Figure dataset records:
* * * * * * *

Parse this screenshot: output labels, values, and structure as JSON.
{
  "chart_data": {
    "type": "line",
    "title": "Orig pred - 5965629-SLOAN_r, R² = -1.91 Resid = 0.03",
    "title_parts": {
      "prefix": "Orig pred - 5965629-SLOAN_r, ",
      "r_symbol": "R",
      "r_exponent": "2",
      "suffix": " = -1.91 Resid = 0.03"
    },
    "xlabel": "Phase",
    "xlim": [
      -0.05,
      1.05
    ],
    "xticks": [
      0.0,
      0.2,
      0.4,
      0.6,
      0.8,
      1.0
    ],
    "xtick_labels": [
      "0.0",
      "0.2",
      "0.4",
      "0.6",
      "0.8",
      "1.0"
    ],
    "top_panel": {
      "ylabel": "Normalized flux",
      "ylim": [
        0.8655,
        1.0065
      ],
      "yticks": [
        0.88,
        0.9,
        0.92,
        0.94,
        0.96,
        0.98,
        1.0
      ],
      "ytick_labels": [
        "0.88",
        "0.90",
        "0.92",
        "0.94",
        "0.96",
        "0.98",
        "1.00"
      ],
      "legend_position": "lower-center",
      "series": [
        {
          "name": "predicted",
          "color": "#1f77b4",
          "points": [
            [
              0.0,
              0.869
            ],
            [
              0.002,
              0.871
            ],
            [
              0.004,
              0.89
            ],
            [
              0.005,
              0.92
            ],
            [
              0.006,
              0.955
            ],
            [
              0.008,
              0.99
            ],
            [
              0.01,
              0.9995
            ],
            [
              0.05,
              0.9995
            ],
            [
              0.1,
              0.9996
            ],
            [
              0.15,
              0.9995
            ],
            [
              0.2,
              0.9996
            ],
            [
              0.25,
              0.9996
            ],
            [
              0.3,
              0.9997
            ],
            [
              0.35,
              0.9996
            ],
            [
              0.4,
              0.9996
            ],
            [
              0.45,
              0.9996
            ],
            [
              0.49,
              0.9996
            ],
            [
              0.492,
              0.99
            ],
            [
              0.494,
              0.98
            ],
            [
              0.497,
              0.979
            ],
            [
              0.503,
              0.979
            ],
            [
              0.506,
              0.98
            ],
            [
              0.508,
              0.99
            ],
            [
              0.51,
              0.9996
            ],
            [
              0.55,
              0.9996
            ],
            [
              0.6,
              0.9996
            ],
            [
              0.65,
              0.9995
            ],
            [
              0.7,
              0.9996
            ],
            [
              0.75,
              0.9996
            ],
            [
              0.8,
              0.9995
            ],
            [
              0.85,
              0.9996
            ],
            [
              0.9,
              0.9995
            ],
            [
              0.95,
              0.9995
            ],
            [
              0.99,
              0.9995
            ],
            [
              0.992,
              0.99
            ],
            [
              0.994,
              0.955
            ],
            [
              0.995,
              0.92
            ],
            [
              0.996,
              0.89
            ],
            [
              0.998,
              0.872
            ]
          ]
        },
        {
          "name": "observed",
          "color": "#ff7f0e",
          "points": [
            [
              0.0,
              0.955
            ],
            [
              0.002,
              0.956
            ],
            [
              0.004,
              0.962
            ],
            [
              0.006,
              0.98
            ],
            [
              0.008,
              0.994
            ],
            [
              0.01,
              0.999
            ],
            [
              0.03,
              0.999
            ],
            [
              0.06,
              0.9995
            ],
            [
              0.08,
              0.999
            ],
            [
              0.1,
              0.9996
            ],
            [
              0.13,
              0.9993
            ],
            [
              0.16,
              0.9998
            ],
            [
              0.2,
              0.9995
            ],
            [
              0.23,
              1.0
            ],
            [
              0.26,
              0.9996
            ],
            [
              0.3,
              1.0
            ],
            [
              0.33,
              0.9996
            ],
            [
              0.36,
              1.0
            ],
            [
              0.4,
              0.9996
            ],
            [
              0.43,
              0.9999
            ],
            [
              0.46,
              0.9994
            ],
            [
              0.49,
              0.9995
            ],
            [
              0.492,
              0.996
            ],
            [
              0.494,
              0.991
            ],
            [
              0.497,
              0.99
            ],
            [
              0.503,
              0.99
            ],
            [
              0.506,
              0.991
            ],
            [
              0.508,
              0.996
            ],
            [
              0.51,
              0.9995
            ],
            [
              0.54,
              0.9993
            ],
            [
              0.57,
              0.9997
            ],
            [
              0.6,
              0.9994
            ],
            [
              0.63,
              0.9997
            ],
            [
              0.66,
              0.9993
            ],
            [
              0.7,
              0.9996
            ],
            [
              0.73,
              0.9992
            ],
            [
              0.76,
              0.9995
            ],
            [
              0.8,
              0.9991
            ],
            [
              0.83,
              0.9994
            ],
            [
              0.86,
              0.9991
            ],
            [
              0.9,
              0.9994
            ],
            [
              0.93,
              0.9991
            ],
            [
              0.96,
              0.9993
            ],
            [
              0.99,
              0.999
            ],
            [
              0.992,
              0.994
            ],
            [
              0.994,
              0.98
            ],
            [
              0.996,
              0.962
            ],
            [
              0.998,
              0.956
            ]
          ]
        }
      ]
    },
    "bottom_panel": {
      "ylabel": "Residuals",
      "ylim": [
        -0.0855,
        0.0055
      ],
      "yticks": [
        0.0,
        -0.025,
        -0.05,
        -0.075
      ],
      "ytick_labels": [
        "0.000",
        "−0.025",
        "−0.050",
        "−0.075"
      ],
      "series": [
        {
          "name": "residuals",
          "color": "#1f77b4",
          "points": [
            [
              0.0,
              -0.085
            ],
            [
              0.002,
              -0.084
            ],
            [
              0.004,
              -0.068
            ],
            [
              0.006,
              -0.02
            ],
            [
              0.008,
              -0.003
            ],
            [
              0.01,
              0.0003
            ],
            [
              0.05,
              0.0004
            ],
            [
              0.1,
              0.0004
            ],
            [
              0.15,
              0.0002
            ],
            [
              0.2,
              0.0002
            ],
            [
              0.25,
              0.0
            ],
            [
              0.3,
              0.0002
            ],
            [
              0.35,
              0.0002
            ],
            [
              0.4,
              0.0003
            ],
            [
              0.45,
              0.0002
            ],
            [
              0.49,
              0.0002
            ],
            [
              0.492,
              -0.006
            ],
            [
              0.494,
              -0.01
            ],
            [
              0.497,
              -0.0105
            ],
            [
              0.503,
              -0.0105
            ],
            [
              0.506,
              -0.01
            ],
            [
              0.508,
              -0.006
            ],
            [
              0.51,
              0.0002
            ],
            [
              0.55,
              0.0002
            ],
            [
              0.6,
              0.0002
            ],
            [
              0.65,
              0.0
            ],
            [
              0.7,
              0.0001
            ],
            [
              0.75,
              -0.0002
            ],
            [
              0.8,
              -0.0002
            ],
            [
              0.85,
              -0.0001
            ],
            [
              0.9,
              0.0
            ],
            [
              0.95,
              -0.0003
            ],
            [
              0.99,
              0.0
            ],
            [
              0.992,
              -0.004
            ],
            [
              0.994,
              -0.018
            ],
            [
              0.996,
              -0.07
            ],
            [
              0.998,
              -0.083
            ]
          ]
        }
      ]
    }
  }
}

* * * * * * *

From the records above, extract everything verbatim.

Parse this screenshot: output labels, values, and structure as JSON.
{
  "chart_data": {
    "type": "line",
    "title": "Orig pred - 5965629-SLOAN_r, R² = -1.91 Resid = 0.03",
    "title_parts": {
      "prefix": "Orig pred - 5965629-SLOAN_r, ",
      "r_symbol": "R",
      "r_exponent": "2",
      "suffix": " = -1.91 Resid = 0.03"
    },
    "xlabel": "Phase",
    "xlim": [
      -0.05,
      1.05
    ],
    "xticks": [
      0.0,
      0.2,
      0.4,
      0.6,
      0.8,
      1.0
    ],
    "xtick_labels": [
      "0.0",
      "0.2",
      "0.4",
      "0.6",
      "0.8",
      "1.0"
    ],
    "top_panel": {
      "ylabel": "Normalized flux",
      "ylim": [
        0.8655,
        1.0065
      ],
      "yticks": [
        0.88,
        0.9,
        0.92,
        0.94,
        0.96,
        0.98,
        1.0
      ],
      "ytick_labels": [
        "0.88",
        "0.90",
        "0.92",
        "0.94",
        "0.96",
        "0.98",
        "1.00"
      ],
      "legend_position": "lower-center",
      "series": [
        {
          "name": "predicted",
          "color": "#1f77b4",
          "points": [
            [
              0.0,
              0.869
            ],
            [
              0.002,
              0.871
            ],
            [
              0.004,
              0.89
            ],
            [
              0.005,
              0.92
            ],
            [
              0.006,
              0.955
            ],
            [
              0.008,
              0.99
            ],
            [
              0.01,
              0.9995
            ],
            [
              0.05,
              0.9995
            ],
            [
              0.1,
              0.9996
            ],
            [
              0.15,
              0.9995
            ],
            [
              0.2,
              0.9996
            ],
            [
              0.25,
              0.9996
            ],
            [
              0.3,
              0.9997
            ],
            [
              0.35,
              0.9996
            ],
            [
              0.4,
              0.9996
            ],
            [
              0.45,
              0.9996
            ],
            [
              0.49,
              0.9996
            ],
            [
              0.492,
              0.99
            ],
            [
              0.494,
              0.98
            ],
            [
              0.497,
              0.979
            ],
            [
              0.503,
              0.979
            ],
            [
              0.506,
              0.98
            ],
            [
              0.508,
              0.99
            ],
            [
              0.51,
              0.9996
            ],
            [
              0.55,
              0.9996
            ],
            [
              0.6,
              0.9996
            ],
            [
              0.65,
              0.9995
            ],
            [
              0.7,
              0.9996
            ],
            [
              0.75,
              0.9996
            ],
            [
              0.8,
              0.9995
            ],
            [
              0.85,
              0.9996
            ],
            [
              0.9,
              0.9995
            ],
            [
              0.95,
              0.9995
            ],
            [
              0.99,
              0.9995
            ],
            [
              0.992,
              0.99
            ],
            [
              0.994,
              0.955
            ],
            [
              0.995,
              0.92
            ],
            [
              0.996,
              0.89
            ],
            [
              0.998,
              0.872
            ]
          ]
        },
        {
          "name": "observed",
          "color": "#ff7f0e",
          "points": [
            [
              0.0,
              0.955
            ],
            [
              0.002,
              0.956
            ],
            [
              0.004,
              0.962
            ],
            [
              0.006,
              0.98
            ],
            [
              0.008,
              0.994
            ],
            [
              0.01,
              0.999
            ],
            [
              0.03,
              0.999
            ],
            [
              0.06,
              0.9995
            ],
            [
              0.08,
              0.999
            ],
            [
              0.1,
              0.9996
            ],
            [
              0.13,
              0.9993
            ],
            [
              0.16,
              0.9998
            ],
            [
              0.2,
              0.9995
            ],
            [
              0.23,
              1.0
            ],
            [
              0.26,
              0.9996
            ],
            [
              0.3,
              1.0
            ],
            [
              0.33,
              0.9996
            ],
            [
              0.36,
              1.0
            ],
            [
              0.4,
              0.9996
            ],
            [
              0.43,
              0.9999
            ],
            [
              0.46,
              0.9994
            ],
            [
              0.49,
              0.9995
            ],
            [
              0.492,
              0.996
            ],
            [
              0.494,
              0.991
            ],
            [
              0.497,
              0.99
            ],
            [
              0.503,
              0.99
            ],
            [
              0.506,
              0.991
            ],
            [
              0.508,
              0.996
            ],
            [
              0.51,
              0.9995
            ],
            [
              0.54,
              0.9993
            ],
            [
              0.57,
              0.9997
            ],
            [
              0.6,
              0.9994
            ],
            [
              0.63,
              0.9997
            ],
            [
              0.66,
              0.9993
            ],
            [
              0.7,
              0.9996
            ],
            [
              0.73,
              0.9992
            ],
            [
              0.76,
              0.9995
            ],
            [
              0.8,
              0.9991
            ],
            [
              0.83,
              0.9994
            ],
            [
              0.86,
              0.9991
            ],
            [
              0.9,
              0.9994
            ],
            [
              0.93,
              0.9991
            ],
            [
              0.96,
              0.9993
            ],
            [
              0.99,
              0.999
            ],
            [
              0.992,
              0.994
            ],
            [
              0.994,
              0.98
            ],
            [
              0.996,
              0.962
            ],
            [
              0.998,
              0.956
            ]
          ]
        }
      ]
    },
    "bottom_panel": {
      "ylabel": "Residuals",
      "ylim": [
        -0.0855,
        0.0055
      ],
      "yticks": [
        0.0,
        -0.025,
        -0.05,
        -0.075
      ],
      "ytick_labels": [
        "0.000",
        "−0.025",
        "−0.050",
        "−0.075"
      ],
      "series": [
        {
          "name": "residuals",
          "color": "#1f77b4",
          "points": [
            [
              0.0,
              -0.085
            ],
            [
              0.002,
              -0.084
            ],
            [
              0.004,
              -0.068
            ],
            [
              0.006,
              -0.02
            ],
            [
              0.008,
              -0.003
            ],
            [
              0.01,
              0.0003
            ],
            [
              0.05,
              0.0004
            ],
            [
              0.1,
              0.0004
            ],
            [
              0.15,
              0.0002
            ],
            [
              0.2,
              0.0002
            ],
            [
              0.25,
              0.0
            ],
            [
              0.3,
              0.0002
            ],
            [
              0.35,
              0.0002
            ],
            [
              0.4,
              0.0003
            ],
            [
              0.45,
              0.0002
            ],
            [
              0.49,
              0.0002
            ],
            [
              0.492,
              -0.006
            ],
            [
              0.494,
              -0.01
            ],
            [
              0.497,
              -0.0105
            ],
            [
              0.503,
              -0.0105
            ],
            [
              0.506,
              -0.01
            ],
            [
              0.508,
              -0.006
            ],
            [
              0.51,
              0.0002
            ],
            [
              0.55,
              0.0002
            ],
            [
              0.6,
              0.0002
            ],
            [
              0.65,
              0.0
            ],
            [
              0.7,
              0.0001
            ],
            [
              0.75,
              -0.0002
            ],
            [
              0.8,
              -0.0002
            ],
            [
              0.85,
              -0.0001
            ],
            [
              0.9,
              0.0
            ],
            [
              0.95,
              -0.0003
            ],
            [
              0.99,
              0.0
            ],
            [
              0.992,
              -0.004
            ],
            [
              0.994,
              -0.018
            ],
            [
              0.996,
              -0.07
            ],
            [
              0.998,
              -0.083
            ]
          ]
        }
      ]
    }
  }
}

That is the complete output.